# What the exercise asks:
Copy out all the records exactly.

┄┄┄┄┄┄

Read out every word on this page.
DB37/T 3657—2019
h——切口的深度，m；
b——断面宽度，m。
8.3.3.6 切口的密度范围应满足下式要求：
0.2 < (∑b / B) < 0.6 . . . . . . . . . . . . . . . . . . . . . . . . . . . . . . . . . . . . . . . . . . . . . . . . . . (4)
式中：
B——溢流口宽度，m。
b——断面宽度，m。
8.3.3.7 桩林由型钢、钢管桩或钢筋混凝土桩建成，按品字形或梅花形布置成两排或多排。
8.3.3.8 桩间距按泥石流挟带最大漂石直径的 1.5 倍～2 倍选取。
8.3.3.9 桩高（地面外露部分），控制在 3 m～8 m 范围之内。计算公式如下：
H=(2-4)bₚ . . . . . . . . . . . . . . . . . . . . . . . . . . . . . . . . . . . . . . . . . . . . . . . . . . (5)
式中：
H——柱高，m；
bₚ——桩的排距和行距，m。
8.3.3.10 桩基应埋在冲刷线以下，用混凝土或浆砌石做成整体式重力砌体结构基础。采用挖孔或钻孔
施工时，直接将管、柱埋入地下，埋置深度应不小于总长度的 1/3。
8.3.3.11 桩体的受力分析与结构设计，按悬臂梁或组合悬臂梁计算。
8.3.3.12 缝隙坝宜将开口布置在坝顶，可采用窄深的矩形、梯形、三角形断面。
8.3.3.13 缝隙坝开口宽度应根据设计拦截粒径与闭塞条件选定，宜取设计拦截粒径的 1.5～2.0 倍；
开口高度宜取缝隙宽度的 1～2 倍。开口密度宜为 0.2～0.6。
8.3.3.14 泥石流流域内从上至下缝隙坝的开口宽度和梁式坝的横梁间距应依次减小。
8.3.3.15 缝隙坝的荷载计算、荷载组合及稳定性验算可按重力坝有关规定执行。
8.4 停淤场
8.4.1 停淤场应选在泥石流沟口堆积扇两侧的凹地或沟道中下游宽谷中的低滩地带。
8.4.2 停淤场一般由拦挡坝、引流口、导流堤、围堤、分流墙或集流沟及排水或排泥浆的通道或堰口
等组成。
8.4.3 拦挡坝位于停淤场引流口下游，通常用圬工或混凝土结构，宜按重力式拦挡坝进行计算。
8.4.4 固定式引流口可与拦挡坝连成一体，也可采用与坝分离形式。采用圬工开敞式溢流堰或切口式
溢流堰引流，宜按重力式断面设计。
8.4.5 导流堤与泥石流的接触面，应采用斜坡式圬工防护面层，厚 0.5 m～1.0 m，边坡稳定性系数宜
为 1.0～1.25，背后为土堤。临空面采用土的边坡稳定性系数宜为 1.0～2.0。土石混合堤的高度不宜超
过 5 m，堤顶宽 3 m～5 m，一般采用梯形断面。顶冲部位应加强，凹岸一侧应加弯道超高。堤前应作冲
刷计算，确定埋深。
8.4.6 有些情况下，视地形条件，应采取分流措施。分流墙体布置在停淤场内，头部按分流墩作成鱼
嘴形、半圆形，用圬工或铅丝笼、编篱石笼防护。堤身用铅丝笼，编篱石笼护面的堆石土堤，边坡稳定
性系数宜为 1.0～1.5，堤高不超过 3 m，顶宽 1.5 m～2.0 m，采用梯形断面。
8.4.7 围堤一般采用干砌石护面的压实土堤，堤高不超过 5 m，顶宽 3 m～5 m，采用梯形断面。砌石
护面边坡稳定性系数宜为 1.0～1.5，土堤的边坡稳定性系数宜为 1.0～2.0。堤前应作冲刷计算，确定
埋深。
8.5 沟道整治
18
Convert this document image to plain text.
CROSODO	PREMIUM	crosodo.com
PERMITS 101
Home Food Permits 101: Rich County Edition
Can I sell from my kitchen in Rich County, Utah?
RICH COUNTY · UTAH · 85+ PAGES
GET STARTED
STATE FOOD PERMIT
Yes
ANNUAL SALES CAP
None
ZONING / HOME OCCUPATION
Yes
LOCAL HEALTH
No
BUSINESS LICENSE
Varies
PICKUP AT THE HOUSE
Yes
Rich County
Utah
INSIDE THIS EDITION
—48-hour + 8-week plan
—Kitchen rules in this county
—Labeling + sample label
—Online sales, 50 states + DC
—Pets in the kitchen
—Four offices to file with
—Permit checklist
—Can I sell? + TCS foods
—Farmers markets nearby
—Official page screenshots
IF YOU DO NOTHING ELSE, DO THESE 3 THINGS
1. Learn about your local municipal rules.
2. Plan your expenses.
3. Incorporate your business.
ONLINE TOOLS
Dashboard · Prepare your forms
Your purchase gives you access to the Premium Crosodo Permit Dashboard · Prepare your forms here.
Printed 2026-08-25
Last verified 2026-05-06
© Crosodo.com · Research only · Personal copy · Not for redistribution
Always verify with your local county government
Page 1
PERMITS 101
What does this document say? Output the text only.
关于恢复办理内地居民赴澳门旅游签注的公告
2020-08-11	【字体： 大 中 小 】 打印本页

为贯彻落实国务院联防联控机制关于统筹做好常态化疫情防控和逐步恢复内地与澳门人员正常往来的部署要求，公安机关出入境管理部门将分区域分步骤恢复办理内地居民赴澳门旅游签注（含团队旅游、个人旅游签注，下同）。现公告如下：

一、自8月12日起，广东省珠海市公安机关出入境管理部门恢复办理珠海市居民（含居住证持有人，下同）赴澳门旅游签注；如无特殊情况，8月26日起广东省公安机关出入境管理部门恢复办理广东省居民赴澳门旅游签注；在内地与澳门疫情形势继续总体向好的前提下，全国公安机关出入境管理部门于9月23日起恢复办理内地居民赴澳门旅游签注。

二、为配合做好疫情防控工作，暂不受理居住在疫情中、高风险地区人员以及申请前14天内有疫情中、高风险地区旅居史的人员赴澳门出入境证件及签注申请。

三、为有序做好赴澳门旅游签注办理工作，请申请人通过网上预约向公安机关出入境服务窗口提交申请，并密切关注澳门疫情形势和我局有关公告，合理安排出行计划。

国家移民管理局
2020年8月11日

┄┄┄┄┄┄

# Solution to this problem:
Read out every word on this page.
DB37/T 3657—2019
h——切口的深度，m；
b——断面宽度，m。
8.3.3.6 切口的密度范围应满足下式要求：
0.2 < (∑b / B) < 0.6 . . . . . . . . . . . . . . . . . . . . . . . . . . . . . . . . . . . . . . . . . . . . . . . . . . (4)
式中：
B——溢流口宽度，m。
b——断面宽度，m。
8.3.3.7 桩林由型钢、钢管桩或钢筋混凝土桩建成，按品字形或梅花形布置成两排或多排。
8.3.3.8 桩间距按泥石流挟带最大漂石直径的 1.5 倍～2 倍选取。
8.3.3.9 桩高（地面外露部分），控制在 3 m～8 m 范围之内。计算公式如下：
H=(2-4)bₚ . . . . . . . . . . . . . . . . . . . . . . . . . . . . . . . . . . . . . . . . . . . . . . . . . . (5)
式中：
H——柱高，m；
bₚ——桩的排距和行距，m。
8.3.3.10 桩基应埋在冲刷线以下，用混凝土或浆砌石做成整体式重力砌体结构基础。采用挖孔或钻孔
施工时，直接将管、柱埋入地下，埋置深度应不小于总长度的 1/3。
8.3.3.11 桩体的受力分析与结构设计，按悬臂梁或组合悬臂梁计算。
8.3.3.12 缝隙坝宜将开口布置在坝顶，可采用窄深的矩形、梯形、三角形断面。
8.3.3.13 缝隙坝开口宽度应根据设计拦截粒径与闭塞条件选定，宜取设计拦截粒径的 1.5～2.0 倍；
开口高度宜取缝隙宽度的 1～2 倍。开口密度宜为 0.2～0.6。
8.3.3.14 泥石流流域内从上至下缝隙坝的开口宽度和梁式坝的横梁间距应依次减小。
8.3.3.15 缝隙坝的荷载计算、荷载组合及稳定性验算可按重力坝有关规定执行。
8.4 停淤场
8.4.1 停淤场应选在泥石流沟口堆积扇两侧的凹地或沟道中下游宽谷中的低滩地带。
8.4.2 停淤场一般由拦挡坝、引流口、导流堤、围堤、分流墙或集流沟及排水或排泥浆的通道或堰口
等组成。
8.4.3 拦挡坝位于停淤场引流口下游，通常用圬工或混凝土结构，宜按重力式拦挡坝进行计算。
8.4.4 固定式引流口可与拦挡坝连成一体，也可采用与坝分离形式。采用圬工开敞式溢流堰或切口式
溢流堰引流，宜按重力式断面设计。
8.4.5 导流堤与泥石流的接触面，应采用斜坡式圬工防护面层，厚 0.5 m～1.0 m，边坡稳定性系数宜
为 1.0～1.25，背后为土堤。临空面采用土的边坡稳定性系数宜为 1.0～2.0。土石混合堤的高度不宜超
过 5 m，堤顶宽 3 m～5 m，一般采用梯形断面。顶冲部位应加强，凹岸一侧应加弯道超高。堤前应作冲
刷计算，确定埋深。
8.4.6 有些情况下，视地形条件，应采取分流措施。分流墙体布置在停淤场内，头部按分流墩作成鱼
嘴形、半圆形，用圬工或铅丝笼、编篱石笼防护。堤身用铅丝笼，编篱石笼护面的堆石土堤，边坡稳定
性系数宜为 1.0～1.5，堤高不超过 3 m，顶宽 1.5 m～2.0 m，采用梯形断面。
8.4.7 围堤一般采用干砌石护面的压实土堤，堤高不超过 5 m，顶宽 3 m～5 m，采用梯形断面。砌石
护面边坡稳定性系数宜为 1.0～1.5，土堤的边坡稳定性系数宜为 1.0～2.0。堤前应作冲刷计算，确定
埋深。
8.5 沟道整治
18
Convert this document image to plain text.
CROSODO	PREMIUM	crosodo.com
PERMITS 101
Home Food Permits 101: Rich County Edition
Can I sell from my kitchen in Rich County, Utah?
RICH COUNTY · UTAH · 85+ PAGES
GET STARTED
STATE FOOD PERMIT
Yes
ANNUAL SALES CAP
None
ZONING / HOME OCCUPATION
Yes
LOCAL HEALTH
No
BUSINESS LICENSE
Varies
PICKUP AT THE HOUSE
Yes
Rich County
Utah
INSIDE THIS EDITION
—48-hour + 8-week plan
—Kitchen rules in this county
—Labeling + sample label
—Online sales, 50 states + DC
—Pets in the kitchen
—Four offices to file with
—Permit checklist
—Can I sell? + TCS foods
—Farmers markets nearby
—Official page screenshots
IF YOU DO NOTHING ELSE, DO THESE 3 THINGS
1. Learn about your local municipal rules.
2. Plan your expenses.
3. Incorporate your business.
ONLINE TOOLS
Dashboard · Prepare your forms
Your purchase gives you access to the Premium Crosodo Permit Dashboard · Prepare your forms here.
Printed 2026-08-25
Last verified 2026-05-06
© Crosodo.com · Research only · Personal copy · Not for redistribution
Always verify with your local county government
Page 1
PERMITS 101
What does this document say? Output the text only.
关于恢复办理内地居民赴澳门旅游签注的公告
2020-08-11	【字体： 大 中 小 】 打印本页

为贯彻落实国务院联防联控机制关于统筹做好常态化疫情防控和逐步恢复内地与澳门人员正常往来的部署要求，公安机关出入境管理部门将分区域分步骤恢复办理内地居民赴澳门旅游签注（含团队旅游、个人旅游签注，下同）。现公告如下：

一、自8月12日起，广东省珠海市公安机关出入境管理部门恢复办理珠海市居民（含居住证持有人，下同）赴澳门旅游签注；如无特殊情况，8月26日起广东省公安机关出入境管理部门恢复办理广东省居民赴澳门旅游签注；在内地与澳门疫情形势继续总体向好的前提下，全国公安机关出入境管理部门于9月23日起恢复办理内地居民赴澳门旅游签注。

二、为配合做好疫情防控工作，暂不受理居住在疫情中、高风险地区人员以及申请前14天内有疫情中、高风险地区旅居史的人员赴澳门出入境证件及签注申请。

三、为有序做好赴澳门旅游签注办理工作，请申请人通过网上预约向公安机关出入境服务窗口提交申请，并密切关注澳门疫情形势和我局有关公告，合理安排出行计划。

国家移民管理局
2020年8月11日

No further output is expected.